:: INFORMATION SHOWN

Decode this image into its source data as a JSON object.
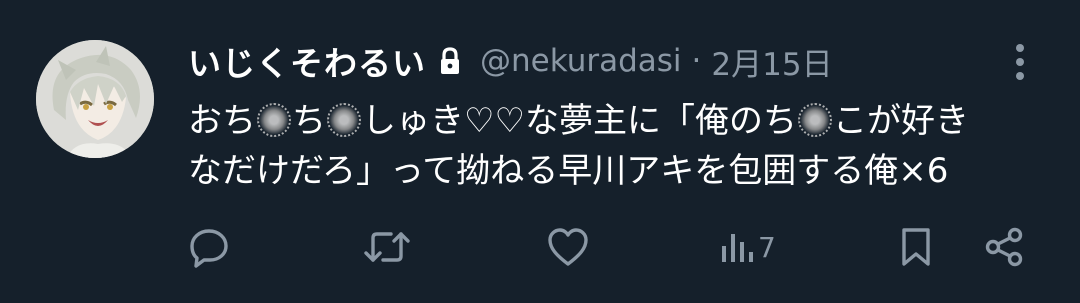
{
  "tweet": {
    "display_name": "いじくそわるい",
    "handle": "@nekuradasi",
    "separator": "·",
    "date": "2月15日",
    "text_segments": [
      "おち",
      "",
      "ち",
      "",
      "しゅき♡♡な夢主に「俺のち",
      "",
      "こが好き",
      "なだけだろ」って拗ねる早川アキを包囲する俺×6"
    ],
    "views_count": "7"
  },
  "colors": {
    "background": "#15202b",
    "text_primary": "#ffffff",
    "text_secondary": "#8b98a5"
  },
  "icons": {
    "lock": "lock-icon",
    "more": "more-vertical-icon",
    "reply": "reply-icon",
    "retweet": "retweet-icon",
    "like": "heart-icon",
    "views": "views-chart-icon",
    "bookmark": "bookmark-icon",
    "share": "share-icon"
  }
}
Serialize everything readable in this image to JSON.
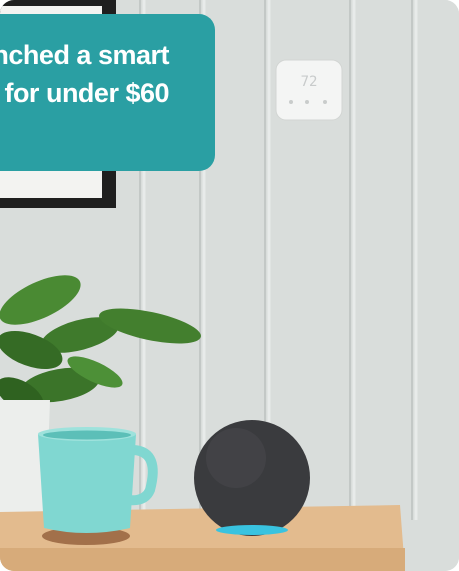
{
  "headline": {
    "line1": "nched a smart",
    "line2": "for under $60"
  },
  "thermostat": {
    "temperature": "72"
  },
  "colors": {
    "banner": "#2a9fa3",
    "wall": "#d8dcd9",
    "table": "#e2b98c",
    "mug": "#7fd6d0",
    "speaker": "#3a3b3e",
    "leaves": "#3f7a2c"
  }
}
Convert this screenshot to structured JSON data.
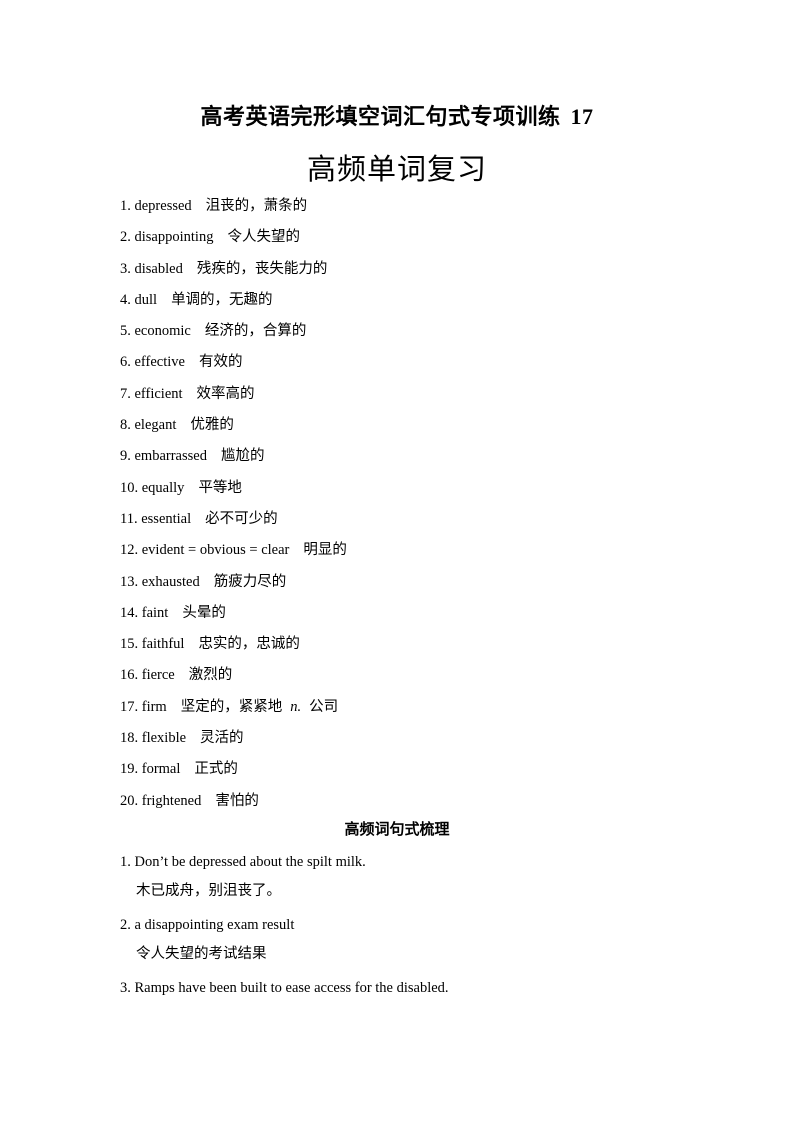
{
  "document": {
    "title": "高考英语完形填空词汇句式专项训练",
    "title_number": "17",
    "section_title": "高频单词复习",
    "vocabulary": [
      {
        "index": "1.",
        "word": "depressed",
        "meaning": "沮丧的，萧条的"
      },
      {
        "index": "2.",
        "word": "disappointing",
        "meaning": "令人失望的"
      },
      {
        "index": "3.",
        "word": "disabled",
        "meaning": "残疾的，丧失能力的"
      },
      {
        "index": "4.",
        "word": "dull",
        "meaning": "单调的，无趣的"
      },
      {
        "index": "5.",
        "word": "economic",
        "meaning": "经济的，合算的"
      },
      {
        "index": "6.",
        "word": "effective",
        "meaning": "有效的"
      },
      {
        "index": "7.",
        "word": "efficient",
        "meaning": "效率高的"
      },
      {
        "index": "8.",
        "word": "elegant",
        "meaning": "优雅的"
      },
      {
        "index": "9.",
        "word": "embarrassed",
        "meaning": "尴尬的"
      },
      {
        "index": "10.",
        "word": "equally",
        "meaning": "平等地"
      },
      {
        "index": "11.",
        "word": "essential",
        "meaning": "必不可少的"
      },
      {
        "index": "12.",
        "word": "evident = obvious = clear",
        "meaning": "明显的"
      },
      {
        "index": "13.",
        "word": "exhausted",
        "meaning": "筋疲力尽的"
      },
      {
        "index": "14.",
        "word": "faint",
        "meaning": "头晕的"
      },
      {
        "index": "15.",
        "word": "faithful",
        "meaning": "忠实的，忠诚的"
      },
      {
        "index": "16.",
        "word": "fierce",
        "meaning": "激烈的"
      },
      {
        "index": "17.",
        "word": "firm",
        "meaning": "坚定的，紧紧地",
        "pos": "n.",
        "extra_meaning": "公司"
      },
      {
        "index": "18.",
        "word": "flexible",
        "meaning": "灵活的"
      },
      {
        "index": "19.",
        "word": "formal",
        "meaning": "正式的"
      },
      {
        "index": "20.",
        "word": "frightened",
        "meaning": "害怕的"
      }
    ],
    "subsection_title": "高频词句式梳理",
    "sentences": [
      {
        "index": "1.",
        "english": "Don’t be depressed about the spilt milk.",
        "chinese": "木已成舟，别沮丧了。"
      },
      {
        "index": "2.",
        "english": "a disappointing exam result",
        "chinese": "令人失望的考试结果"
      },
      {
        "index": "3.",
        "english": "Ramps have been built to ease access for the disabled.",
        "chinese": ""
      }
    ]
  }
}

::::

Every line of the listing that holds "this" should be found and copied.

Decode this image into its source data as a JSON object.
Serialize everything readable in this image to JSON.
Convert this screenshot to structured JSON data.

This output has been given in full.